◆ **Data entries**:

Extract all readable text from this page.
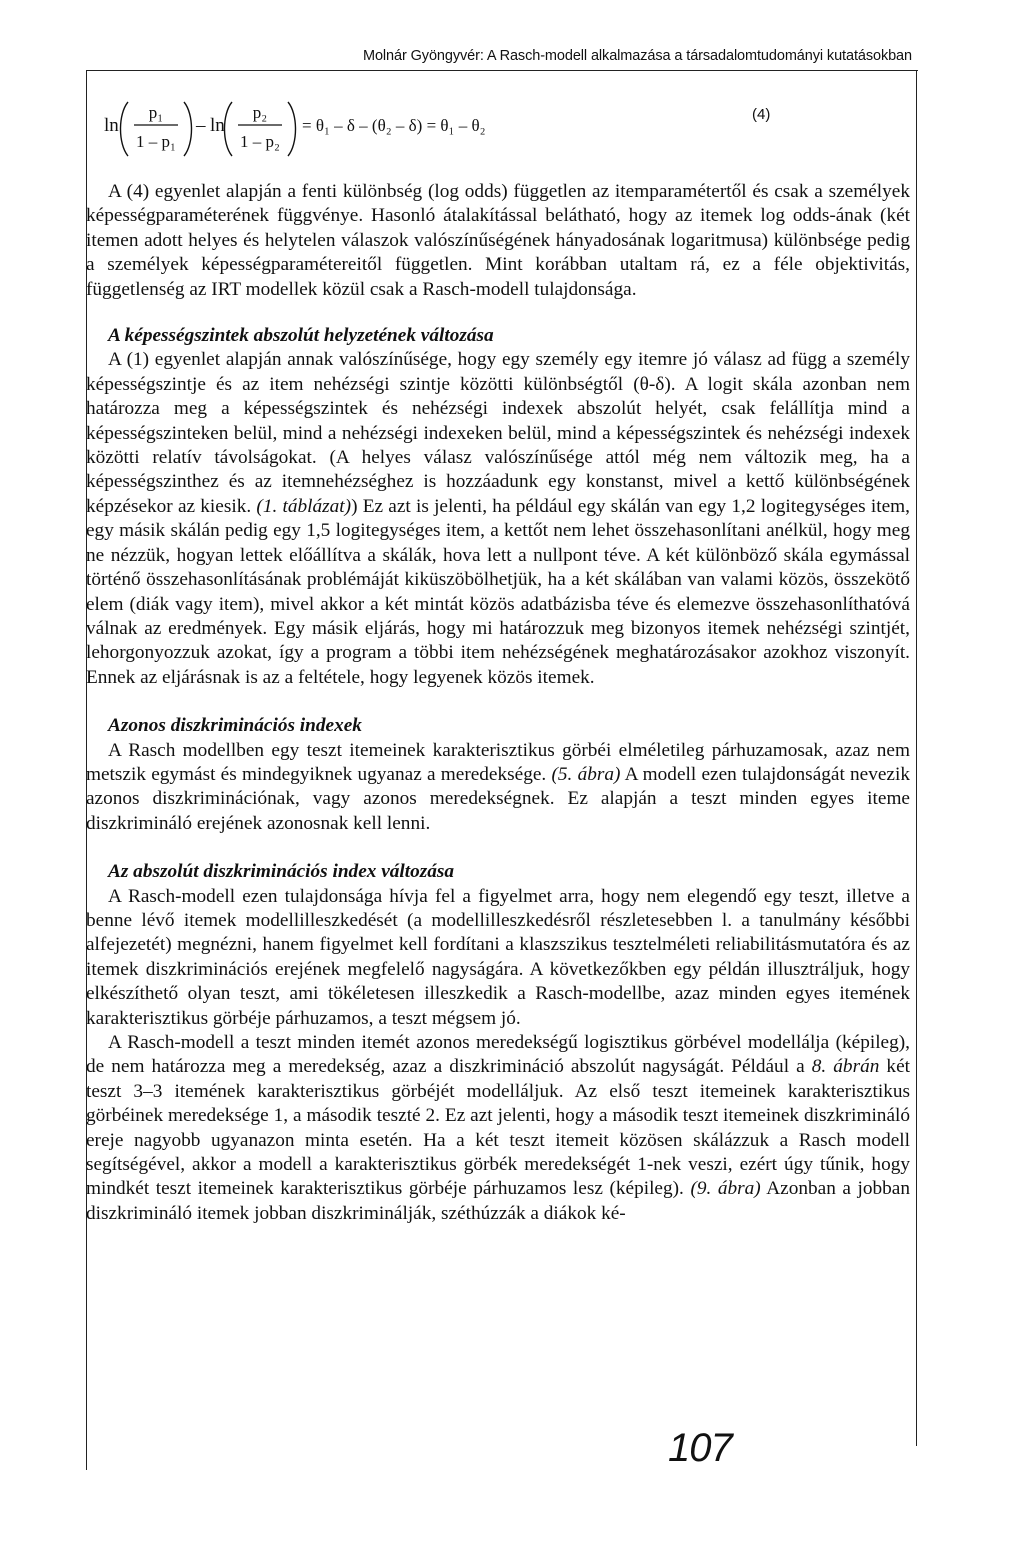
Molnár Gyöngyvér: A Rasch-modell alkalmazása a társadalomtudományi kutatásokban
ln
p₁
1 – p₁
– ln
p₂
1 – p₂
= θ₁ – δ – (θ₂ – δ) = θ₁ – θ₂
(4)

A (4) egyenlet alapján a fenti különbség (log odds) független az itemparamétertől és csak a személyek képességparaméterének függvénye. Hasonló átalakítással belátható, hogy az itemek log odds-ának (két itemen adott helyes és helytelen válaszok valószínűségének hányadosának logaritmusa) különbsége pedig a személyek képességparamétereitől független. Mint korábban utaltam rá, ez a féle objektivitás, függetlenség az IRT modellek közül csak a Rasch-modell tulajdonsága.

A képességszintek abszolút helyzetének változása

A (1) egyenlet alapján annak valószínűsége, hogy egy személy egy itemre jó válasz ad függ a személy képességszintje és az item nehézségi szintje közötti különbségtől (θ-δ). A logit skála azonban nem határozza meg a képességszintek és nehézségi indexek abszolút helyét, csak felállítja mind a képességszinteken belül, mind a nehézségi indexeken belül, mind a képességszintek és nehézségi indexek közötti relatív távolságokat. (A helyes válasz valószínűsége attól még nem változik meg, ha a képességszinthez és az itemnehézséghez is hozzáadunk egy konstanst, mivel a kettő különbségének képzésekor az kiesik. (1. táblázat)) Ez azt is jelenti, ha például egy skálán van egy 1,2 logitegységes item, egy másik skálán pedig egy 1,5 logitegységes item, a kettőt nem lehet összehasonlítani anélkül, hogy meg ne nézzük, hogyan lettek előállítva a skálák, hova lett a nullpont téve. A két különböző skála egymással történő összehasonlításának problémáját kiküszöbölhetjük, ha a két skálában van valami közös, összekötő elem (diák vagy item), mivel akkor a két mintát közös adatbázisba téve és elemezve összehasonlíthatóvá válnak az eredmények. Egy másik eljárás, hogy mi határozzuk meg bizonyos itemek nehézségi szintjét, lehorgonyozzuk azokat, így a program a többi item nehézségének meghatározásakor azokhoz viszonyít. Ennek az eljárásnak is az a feltétele, hogy legyenek közös itemek.

Azonos diszkriminációs indexek

A Rasch modellben egy teszt itemeinek karakterisztikus görbéi elméletileg párhuzamosak, azaz nem metszik egymást és mindegyiknek ugyanaz a meredeksége. (5. ábra) A modell ezen tulajdonságát nevezik azonos diszkriminációnak, vagy azonos meredekségnek. Ez alapján a teszt minden egyes iteme diszkrimináló erejének azonosnak kell lenni.

Az abszolút diszkriminációs index változása

A Rasch-modell ezen tulajdonsága hívja fel a figyelmet arra, hogy nem elegendő egy teszt, illetve a benne lévő itemek modellilleszkedését (a modellilleszkedésről részletesebben l. a tanulmány későbbi alfejezetét) megnézni, hanem figyelmet kell fordítani a klaszszikus tesztelméleti reliabilitásmutatóra és az itemek diszkriminációs erejének megfelelő nagyságára. A következőkben egy példán illusztráljuk, hogy elkészíthető olyan teszt, ami tökéletesen illeszkedik a Rasch-modellbe, azaz minden egyes itemének karakterisztikus görbéje párhuzamos, a teszt mégsem jó.

A Rasch-modell a teszt minden itemét azonos meredekségű logisztikus görbével modellálja (képileg), de nem határozza meg a meredekség, azaz a diszkrimináció abszolút nagyságát. Például a 8. ábrán két teszt 3–3 itemének karakterisztikus görbéjét modelláljuk. Az első teszt itemeinek karakterisztikus görbéinek meredeksége 1, a második teszté 2. Ez azt jelenti, hogy a második teszt itemeinek diszkrimináló ereje nagyobb ugyanazon minta esetén. Ha a két teszt itemeit közösen skálázzuk a Rasch modell segítségével, akkor a modell a karakterisztikus görbék meredekségét 1-nek veszi, ezért úgy tűnik, hogy mindkét teszt itemeinek karakterisztikus görbéje párhuzamos lesz (képileg). (9. ábra) Azonban a jobban diszkrimináló itemek jobban diszkriminálják, széthúzzák a diákok ké-

107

◆ **What is expected**: Reproduce all of the data exactly; the pictures do not belong in the copy.

◆ **Task output**:
Extract all readable text from this page.
Molnár Gyöngyvér: A Rasch-modell alkalmazása a társadalomtudományi kutatásokban
ln
p₁
1 – p₁
– ln
p₂
1 – p₂
= θ₁ – δ – (θ₂ – δ) = θ₁ – θ₂
(4)

A (4) egyenlet alapján a fenti különbség (log odds) független az itemparamétertől és csak a személyek képességparaméterének függvénye. Hasonló átalakítással belátható, hogy az itemek log odds-ának (két itemen adott helyes és helytelen válaszok valószínűségének hányadosának logaritmusa) különbsége pedig a személyek képességparamétereitől független. Mint korábban utaltam rá, ez a féle objektivitás, függetlenség az IRT modellek közül csak a Rasch-modell tulajdonsága.

A képességszintek abszolút helyzetének változása

A (1) egyenlet alapján annak valószínűsége, hogy egy személy egy itemre jó válasz ad függ a személy képességszintje és az item nehézségi szintje közötti különbségtől (θ-δ). A logit skála azonban nem határozza meg a képességszintek és nehézségi indexek abszolút helyét, csak felállítja mind a képességszinteken belül, mind a nehézségi indexeken belül, mind a képességszintek és nehézségi indexek közötti relatív távolságokat. (A helyes válasz valószínűsége attól még nem változik meg, ha a képességszinthez és az itemnehézséghez is hozzáadunk egy konstanst, mivel a kettő különbségének képzésekor az kiesik. (1. táblázat)) Ez azt is jelenti, ha például egy skálán van egy 1,2 logitegységes item, egy másik skálán pedig egy 1,5 logitegységes item, a kettőt nem lehet összehasonlítani anélkül, hogy meg ne nézzük, hogyan lettek előállítva a skálák, hova lett a nullpont téve. A két különböző skála egymással történő összehasonlításának problémáját kiküszöbölhetjük, ha a két skálában van valami közös, összekötő elem (diák vagy item), mivel akkor a két mintát közös adatbázisba téve és elemezve összehasonlíthatóvá válnak az eredmények. Egy másik eljárás, hogy mi határozzuk meg bizonyos itemek nehézségi szintjét, lehorgonyozzuk azokat, így a program a többi item nehézségének meghatározásakor azokhoz viszonyít. Ennek az eljárásnak is az a feltétele, hogy legyenek közös itemek.

Azonos diszkriminációs indexek

A Rasch modellben egy teszt itemeinek karakterisztikus görbéi elméletileg párhuzamosak, azaz nem metszik egymást és mindegyiknek ugyanaz a meredeksége. (5. ábra) A modell ezen tulajdonságát nevezik azonos diszkriminációnak, vagy azonos meredekségnek. Ez alapján a teszt minden egyes iteme diszkrimináló erejének azonosnak kell lenni.

Az abszolút diszkriminációs index változása

A Rasch-modell ezen tulajdonsága hívja fel a figyelmet arra, hogy nem elegendő egy teszt, illetve a benne lévő itemek modellilleszkedését (a modellilleszkedésről részletesebben l. a tanulmány későbbi alfejezetét) megnézni, hanem figyelmet kell fordítani a klaszszikus tesztelméleti reliabilitásmutatóra és az itemek diszkriminációs erejének megfelelő nagyságára. A következőkben egy példán illusztráljuk, hogy elkészíthető olyan teszt, ami tökéletesen illeszkedik a Rasch-modellbe, azaz minden egyes itemének karakterisztikus görbéje párhuzamos, a teszt mégsem jó.

A Rasch-modell a teszt minden itemét azonos meredekségű logisztikus görbével modellálja (képileg), de nem határozza meg a meredekség, azaz a diszkrimináció abszolút nagyságát. Például a 8. ábrán két teszt 3–3 itemének karakterisztikus görbéjét modelláljuk. Az első teszt itemeinek karakterisztikus görbéinek meredeksége 1, a második teszté 2. Ez azt jelenti, hogy a második teszt itemeinek diszkrimináló ereje nagyobb ugyanazon minta esetén. Ha a két teszt itemeit közösen skálázzuk a Rasch modell segítségével, akkor a modell a karakterisztikus görbék meredekségét 1-nek veszi, ezért úgy tűnik, hogy mindkét teszt itemeinek karakterisztikus görbéje párhuzamos lesz (képileg). (9. ábra) Azonban a jobban diszkrimináló itemek jobban diszkriminálják, széthúzzák a diákok ké-

107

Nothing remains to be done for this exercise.